* REQUIRED WORK: How many lines in the entries below include the string "JSON"? Answer with the number only.

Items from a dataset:

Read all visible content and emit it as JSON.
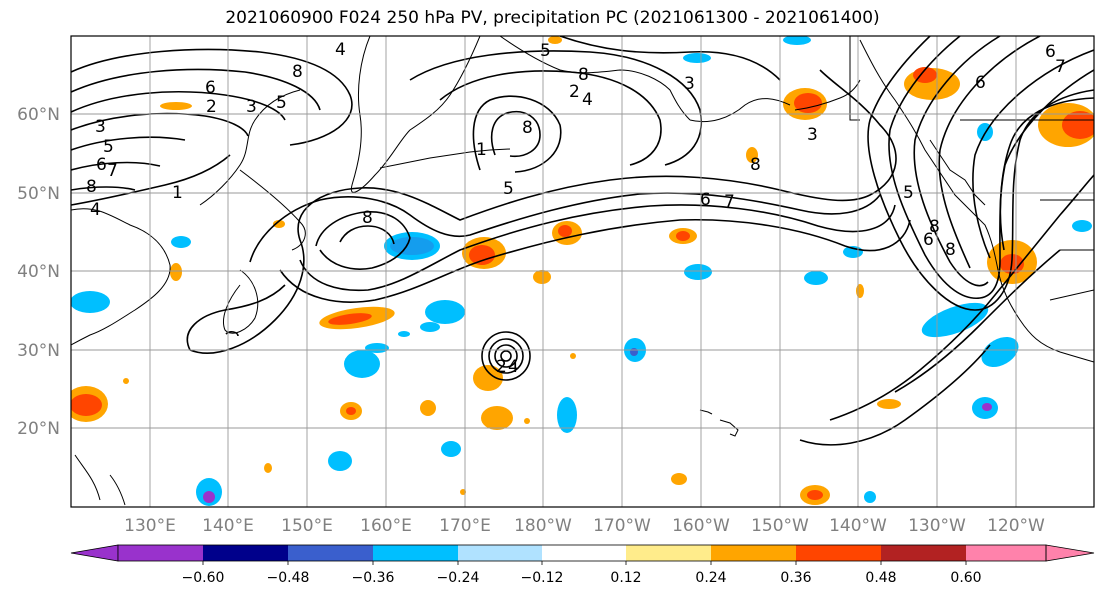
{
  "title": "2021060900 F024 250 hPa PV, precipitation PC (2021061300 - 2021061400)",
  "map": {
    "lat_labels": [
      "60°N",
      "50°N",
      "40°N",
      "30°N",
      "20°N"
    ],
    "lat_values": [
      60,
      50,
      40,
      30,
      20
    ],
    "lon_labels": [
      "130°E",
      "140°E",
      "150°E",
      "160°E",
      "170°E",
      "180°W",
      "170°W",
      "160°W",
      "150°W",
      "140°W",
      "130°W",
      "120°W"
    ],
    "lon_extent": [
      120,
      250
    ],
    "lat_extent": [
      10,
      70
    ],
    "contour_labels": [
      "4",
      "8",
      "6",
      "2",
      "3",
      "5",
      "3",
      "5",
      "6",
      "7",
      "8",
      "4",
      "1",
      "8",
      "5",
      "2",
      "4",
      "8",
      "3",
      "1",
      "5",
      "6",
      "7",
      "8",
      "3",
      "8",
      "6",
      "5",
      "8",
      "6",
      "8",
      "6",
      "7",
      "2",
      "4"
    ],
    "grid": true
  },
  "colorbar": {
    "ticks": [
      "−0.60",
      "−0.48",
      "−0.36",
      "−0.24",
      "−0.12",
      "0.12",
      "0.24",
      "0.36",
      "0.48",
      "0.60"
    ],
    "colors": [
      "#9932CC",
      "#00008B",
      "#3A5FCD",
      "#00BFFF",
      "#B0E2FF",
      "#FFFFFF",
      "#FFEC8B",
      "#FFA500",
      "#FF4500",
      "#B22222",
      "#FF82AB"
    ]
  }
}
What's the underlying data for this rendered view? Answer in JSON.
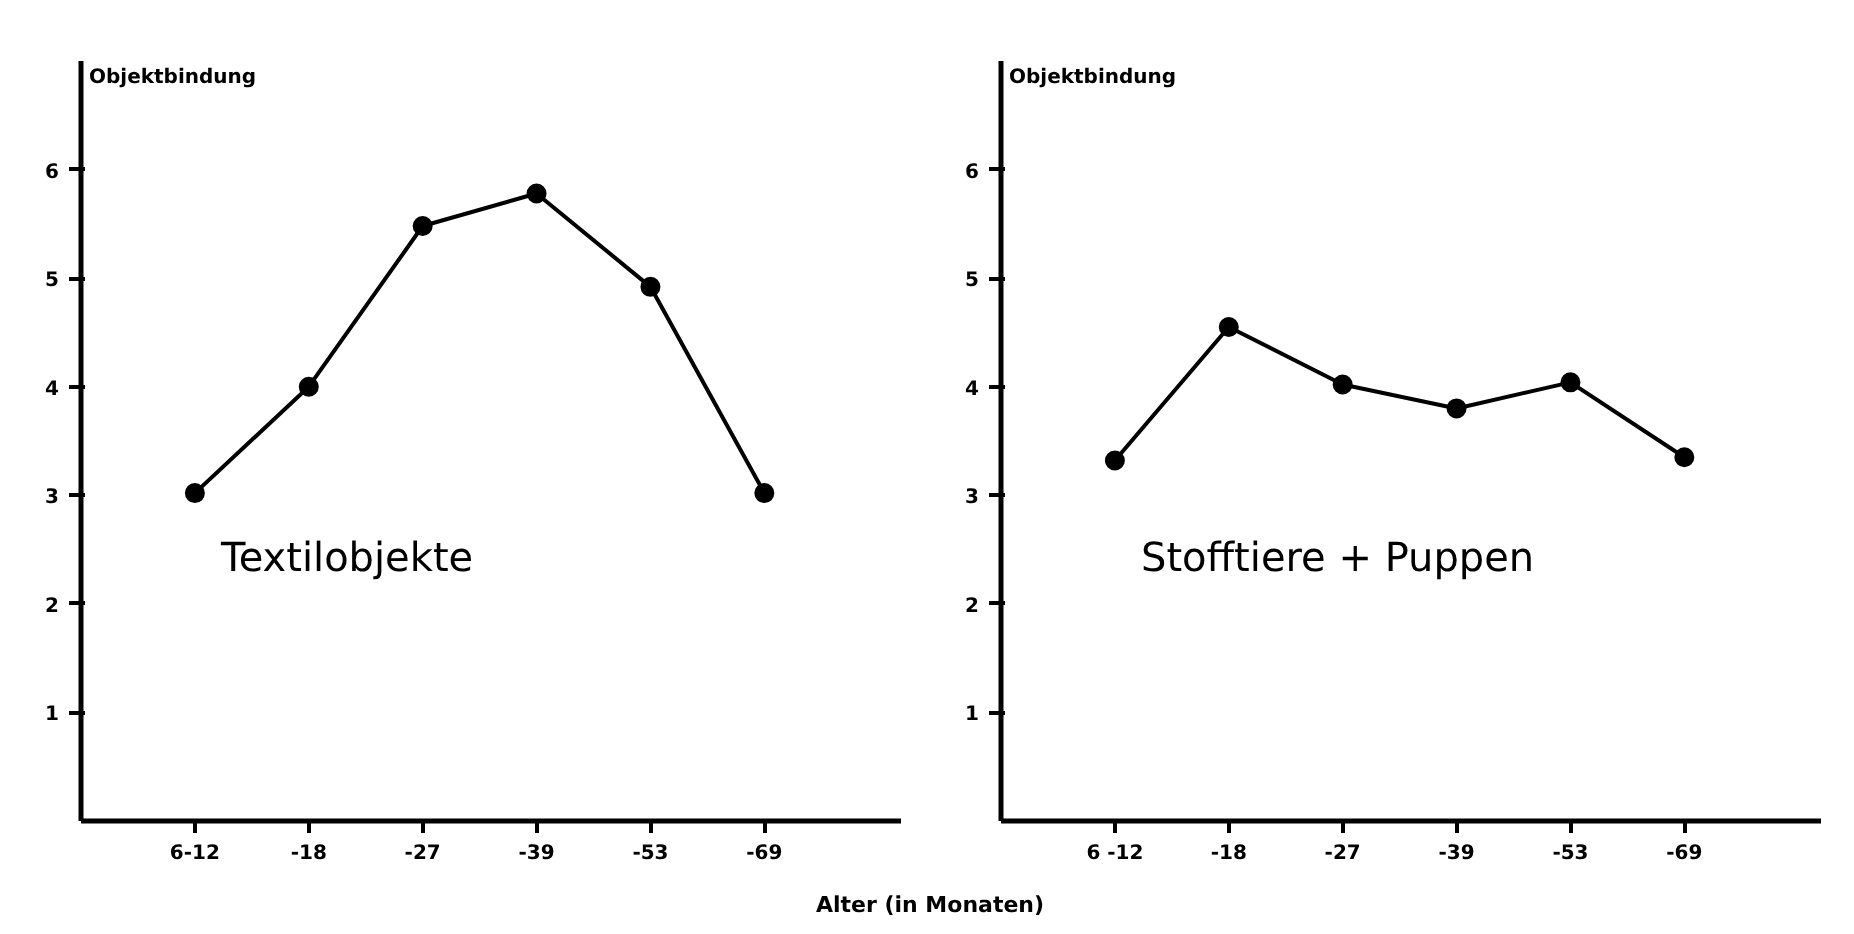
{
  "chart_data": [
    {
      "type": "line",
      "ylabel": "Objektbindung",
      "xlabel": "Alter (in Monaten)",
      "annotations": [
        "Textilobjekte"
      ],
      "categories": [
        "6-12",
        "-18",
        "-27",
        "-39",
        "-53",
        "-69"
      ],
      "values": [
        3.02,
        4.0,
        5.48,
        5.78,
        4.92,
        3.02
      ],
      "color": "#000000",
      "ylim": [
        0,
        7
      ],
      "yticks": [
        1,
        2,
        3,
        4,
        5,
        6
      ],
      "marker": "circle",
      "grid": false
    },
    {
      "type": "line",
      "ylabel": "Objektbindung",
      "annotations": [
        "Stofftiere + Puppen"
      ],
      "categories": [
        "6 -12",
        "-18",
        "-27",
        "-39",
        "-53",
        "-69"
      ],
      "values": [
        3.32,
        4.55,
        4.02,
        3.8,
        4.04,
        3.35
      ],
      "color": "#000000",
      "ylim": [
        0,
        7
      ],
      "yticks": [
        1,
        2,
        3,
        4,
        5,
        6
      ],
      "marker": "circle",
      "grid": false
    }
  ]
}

* OUTPUT BELOW: 2